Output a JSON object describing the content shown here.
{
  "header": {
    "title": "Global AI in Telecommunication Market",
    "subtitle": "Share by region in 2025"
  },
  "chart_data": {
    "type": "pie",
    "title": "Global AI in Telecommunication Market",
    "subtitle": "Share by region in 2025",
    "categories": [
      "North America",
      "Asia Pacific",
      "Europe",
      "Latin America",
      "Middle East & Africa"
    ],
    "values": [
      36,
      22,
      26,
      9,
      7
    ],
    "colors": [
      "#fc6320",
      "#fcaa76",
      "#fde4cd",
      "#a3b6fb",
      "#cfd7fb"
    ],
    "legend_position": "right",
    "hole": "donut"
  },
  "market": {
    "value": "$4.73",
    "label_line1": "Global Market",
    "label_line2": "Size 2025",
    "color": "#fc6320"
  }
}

=======

• _Exercise description_: Give only the count of lines in this material that contain the string "subtitle".

• _Answer to this problem_: 2